**** Listing ****

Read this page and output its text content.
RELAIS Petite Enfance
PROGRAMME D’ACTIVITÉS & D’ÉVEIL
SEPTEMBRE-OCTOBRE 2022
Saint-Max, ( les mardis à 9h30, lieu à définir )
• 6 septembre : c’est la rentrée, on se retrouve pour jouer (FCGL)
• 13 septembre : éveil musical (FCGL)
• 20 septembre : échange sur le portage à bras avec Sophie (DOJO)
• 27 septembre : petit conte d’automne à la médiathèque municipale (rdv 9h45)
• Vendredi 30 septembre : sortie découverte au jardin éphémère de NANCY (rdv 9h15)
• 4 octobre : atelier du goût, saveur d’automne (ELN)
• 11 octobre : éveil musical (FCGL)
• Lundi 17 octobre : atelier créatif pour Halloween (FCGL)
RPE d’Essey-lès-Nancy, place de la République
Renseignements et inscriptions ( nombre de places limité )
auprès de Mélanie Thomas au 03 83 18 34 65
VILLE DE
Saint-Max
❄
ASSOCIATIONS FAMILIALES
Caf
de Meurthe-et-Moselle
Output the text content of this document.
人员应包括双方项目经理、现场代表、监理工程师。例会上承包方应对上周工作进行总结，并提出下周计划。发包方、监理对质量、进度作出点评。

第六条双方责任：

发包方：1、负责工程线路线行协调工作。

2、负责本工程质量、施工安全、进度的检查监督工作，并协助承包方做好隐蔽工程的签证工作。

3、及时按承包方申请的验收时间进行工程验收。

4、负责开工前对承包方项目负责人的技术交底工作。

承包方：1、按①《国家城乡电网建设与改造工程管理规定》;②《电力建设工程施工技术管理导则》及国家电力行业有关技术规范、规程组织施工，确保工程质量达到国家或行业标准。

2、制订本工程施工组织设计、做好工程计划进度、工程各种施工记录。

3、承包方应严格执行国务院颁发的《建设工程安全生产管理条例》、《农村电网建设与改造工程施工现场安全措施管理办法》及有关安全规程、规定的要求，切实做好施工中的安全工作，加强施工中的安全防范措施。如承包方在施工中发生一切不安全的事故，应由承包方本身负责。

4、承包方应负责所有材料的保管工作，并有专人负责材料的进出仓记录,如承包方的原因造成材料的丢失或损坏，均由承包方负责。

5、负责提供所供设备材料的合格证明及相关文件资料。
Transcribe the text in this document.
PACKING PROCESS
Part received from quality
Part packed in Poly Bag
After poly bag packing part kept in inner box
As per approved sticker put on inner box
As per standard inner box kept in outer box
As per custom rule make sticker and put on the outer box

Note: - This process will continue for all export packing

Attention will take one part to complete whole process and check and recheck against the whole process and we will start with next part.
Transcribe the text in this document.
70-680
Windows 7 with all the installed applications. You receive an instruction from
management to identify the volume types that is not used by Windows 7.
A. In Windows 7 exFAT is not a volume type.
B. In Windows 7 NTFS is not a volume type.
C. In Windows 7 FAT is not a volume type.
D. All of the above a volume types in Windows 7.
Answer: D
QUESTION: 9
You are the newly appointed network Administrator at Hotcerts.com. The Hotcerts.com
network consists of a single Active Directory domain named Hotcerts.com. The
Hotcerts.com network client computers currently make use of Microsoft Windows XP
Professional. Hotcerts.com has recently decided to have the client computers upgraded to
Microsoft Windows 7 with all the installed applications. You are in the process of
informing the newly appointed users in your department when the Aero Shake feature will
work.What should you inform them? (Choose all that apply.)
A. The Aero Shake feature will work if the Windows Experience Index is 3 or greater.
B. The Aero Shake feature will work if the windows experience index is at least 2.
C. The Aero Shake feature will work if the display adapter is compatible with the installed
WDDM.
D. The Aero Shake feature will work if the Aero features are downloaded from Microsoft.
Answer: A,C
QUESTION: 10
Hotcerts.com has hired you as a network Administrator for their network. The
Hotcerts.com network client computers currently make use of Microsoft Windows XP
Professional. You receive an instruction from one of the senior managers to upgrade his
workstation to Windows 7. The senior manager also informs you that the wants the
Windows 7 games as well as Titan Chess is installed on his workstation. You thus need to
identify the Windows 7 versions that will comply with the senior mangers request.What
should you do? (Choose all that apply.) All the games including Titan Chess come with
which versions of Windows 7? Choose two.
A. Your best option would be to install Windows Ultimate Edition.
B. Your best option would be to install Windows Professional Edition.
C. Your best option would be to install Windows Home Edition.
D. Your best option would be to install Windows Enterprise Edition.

****

Task requirements: Every record should be given again exactly.

Finished answer:
Read this page and output its text content.
RELAIS Petite Enfance
PROGRAMME D’ACTIVITÉS & D’ÉVEIL
SEPTEMBRE-OCTOBRE 2022
Saint-Max, ( les mardis à 9h30, lieu à définir )
• 6 septembre : c’est la rentrée, on se retrouve pour jouer (FCGL)
• 13 septembre : éveil musical (FCGL)
• 20 septembre : échange sur le portage à bras avec Sophie (DOJO)
• 27 septembre : petit conte d’automne à la médiathèque municipale (rdv 9h45)
• Vendredi 30 septembre : sortie découverte au jardin éphémère de NANCY (rdv 9h15)
• 4 octobre : atelier du goût, saveur d’automne (ELN)
• 11 octobre : éveil musical (FCGL)
• Lundi 17 octobre : atelier créatif pour Halloween (FCGL)
RPE d’Essey-lès-Nancy, place de la République
Renseignements et inscriptions ( nombre de places limité )
auprès de Mélanie Thomas au 03 83 18 34 65
VILLE DE
Saint-Max
❄
ASSOCIATIONS FAMILIALES
Caf
de Meurthe-et-Moselle
Output the text content of this document.
人员应包括双方项目经理、现场代表、监理工程师。例会上承包方应对上周工作进行总结，并提出下周计划。发包方、监理对质量、进度作出点评。

第六条双方责任：

发包方：1、负责工程线路线行协调工作。

2、负责本工程质量、施工安全、进度的检查监督工作，并协助承包方做好隐蔽工程的签证工作。

3、及时按承包方申请的验收时间进行工程验收。

4、负责开工前对承包方项目负责人的技术交底工作。

承包方：1、按①《国家城乡电网建设与改造工程管理规定》;②《电力建设工程施工技术管理导则》及国家电力行业有关技术规范、规程组织施工，确保工程质量达到国家或行业标准。

2、制订本工程施工组织设计、做好工程计划进度、工程各种施工记录。

3、承包方应严格执行国务院颁发的《建设工程安全生产管理条例》、《农村电网建设与改造工程施工现场安全措施管理办法》及有关安全规程、规定的要求，切实做好施工中的安全工作，加强施工中的安全防范措施。如承包方在施工中发生一切不安全的事故，应由承包方本身负责。

4、承包方应负责所有材料的保管工作，并有专人负责材料的进出仓记录,如承包方的原因造成材料的丢失或损坏，均由承包方负责。

5、负责提供所供设备材料的合格证明及相关文件资料。
Transcribe the text in this document.
PACKING PROCESS
Part received from quality
Part packed in Poly Bag
After poly bag packing part kept in inner box
As per approved sticker put on inner box
As per standard inner box kept in outer box
As per custom rule make sticker and put on the outer box

Note: - This process will continue for all export packing

Attention will take one part to complete whole process and check and recheck against the whole process and we will start with next part.
Transcribe the text in this document.
70-680
Windows 7 with all the installed applications. You receive an instruction from
management to identify the volume types that is not used by Windows 7.
A. In Windows 7 exFAT is not a volume type.
B. In Windows 7 NTFS is not a volume type.
C. In Windows 7 FAT is not a volume type.
D. All of the above a volume types in Windows 7.
Answer: D
QUESTION: 9
You are the newly appointed network Administrator at Hotcerts.com. The Hotcerts.com
network consists of a single Active Directory domain named Hotcerts.com. The
Hotcerts.com network client computers currently make use of Microsoft Windows XP
Professional. Hotcerts.com has recently decided to have the client computers upgraded to
Microsoft Windows 7 with all the installed applications. You are in the process of
informing the newly appointed users in your department when the Aero Shake feature will
work.What should you inform them? (Choose all that apply.)
A. The Aero Shake feature will work if the Windows Experience Index is 3 or greater.
B. The Aero Shake feature will work if the windows experience index is at least 2.
C. The Aero Shake feature will work if the display adapter is compatible with the installed
WDDM.
D. The Aero Shake feature will work if the Aero features are downloaded from Microsoft.
Answer: A,C
QUESTION: 10
Hotcerts.com has hired you as a network Administrator for their network. The
Hotcerts.com network client computers currently make use of Microsoft Windows XP
Professional. You receive an instruction from one of the senior managers to upgrade his
workstation to Windows 7. The senior manager also informs you that the wants the
Windows 7 games as well as Titan Chess is installed on his workstation. You thus need to
identify the Windows 7 versions that will comply with the senior mangers request.What
should you do? (Choose all that apply.) All the games including Titan Chess come with
which versions of Windows 7? Choose two.
A. Your best option would be to install Windows Ultimate Edition.
B. Your best option would be to install Windows Professional Edition.
C. Your best option would be to install Windows Home Edition.
D. Your best option would be to install Windows Enterprise Edition.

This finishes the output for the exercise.